start Supplied records
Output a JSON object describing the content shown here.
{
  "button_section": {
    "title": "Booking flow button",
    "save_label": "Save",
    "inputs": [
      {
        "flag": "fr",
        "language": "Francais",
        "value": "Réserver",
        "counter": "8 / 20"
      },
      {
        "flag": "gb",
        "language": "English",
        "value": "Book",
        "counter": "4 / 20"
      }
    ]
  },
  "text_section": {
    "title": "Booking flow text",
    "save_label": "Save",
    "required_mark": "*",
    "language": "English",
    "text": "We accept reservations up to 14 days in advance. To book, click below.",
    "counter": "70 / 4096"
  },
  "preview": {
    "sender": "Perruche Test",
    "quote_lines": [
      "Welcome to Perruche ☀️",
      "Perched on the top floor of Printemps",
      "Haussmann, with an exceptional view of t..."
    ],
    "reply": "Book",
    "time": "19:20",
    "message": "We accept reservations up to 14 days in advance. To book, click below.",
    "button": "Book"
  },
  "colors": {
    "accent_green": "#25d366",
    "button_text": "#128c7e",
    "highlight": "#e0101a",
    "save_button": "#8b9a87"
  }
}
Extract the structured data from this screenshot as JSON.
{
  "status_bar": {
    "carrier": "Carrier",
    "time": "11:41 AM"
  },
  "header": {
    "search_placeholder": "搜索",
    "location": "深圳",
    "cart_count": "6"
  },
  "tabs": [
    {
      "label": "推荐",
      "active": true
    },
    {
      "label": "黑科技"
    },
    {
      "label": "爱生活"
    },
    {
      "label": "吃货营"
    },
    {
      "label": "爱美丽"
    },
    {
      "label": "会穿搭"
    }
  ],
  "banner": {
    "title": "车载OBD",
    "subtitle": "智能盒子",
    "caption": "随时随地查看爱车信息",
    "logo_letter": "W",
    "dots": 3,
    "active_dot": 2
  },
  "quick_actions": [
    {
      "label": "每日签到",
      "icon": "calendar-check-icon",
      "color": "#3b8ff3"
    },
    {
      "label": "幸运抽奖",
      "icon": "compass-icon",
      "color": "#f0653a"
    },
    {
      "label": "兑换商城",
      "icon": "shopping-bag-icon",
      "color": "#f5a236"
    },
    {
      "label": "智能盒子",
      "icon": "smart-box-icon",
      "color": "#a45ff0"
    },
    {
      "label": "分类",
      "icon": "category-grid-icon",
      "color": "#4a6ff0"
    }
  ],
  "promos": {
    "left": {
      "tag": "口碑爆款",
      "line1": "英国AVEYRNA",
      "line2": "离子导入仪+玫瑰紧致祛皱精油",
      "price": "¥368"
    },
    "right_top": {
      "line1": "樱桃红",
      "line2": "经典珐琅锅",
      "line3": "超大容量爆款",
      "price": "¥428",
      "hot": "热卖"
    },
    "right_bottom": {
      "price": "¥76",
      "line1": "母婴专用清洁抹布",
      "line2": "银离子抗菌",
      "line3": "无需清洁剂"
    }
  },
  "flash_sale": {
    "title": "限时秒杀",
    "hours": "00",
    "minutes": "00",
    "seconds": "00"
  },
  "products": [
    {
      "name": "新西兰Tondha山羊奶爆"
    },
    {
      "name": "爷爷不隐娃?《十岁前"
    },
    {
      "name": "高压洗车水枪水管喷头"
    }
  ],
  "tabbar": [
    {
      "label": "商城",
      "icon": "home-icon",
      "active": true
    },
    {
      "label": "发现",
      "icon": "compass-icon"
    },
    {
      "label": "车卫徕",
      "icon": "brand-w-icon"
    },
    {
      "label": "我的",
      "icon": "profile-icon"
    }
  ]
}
end Supplied records
- What needs to be done
Return only those lines of the records that contain the string "English".

- Task result
        "language": "English",
    "language": "English",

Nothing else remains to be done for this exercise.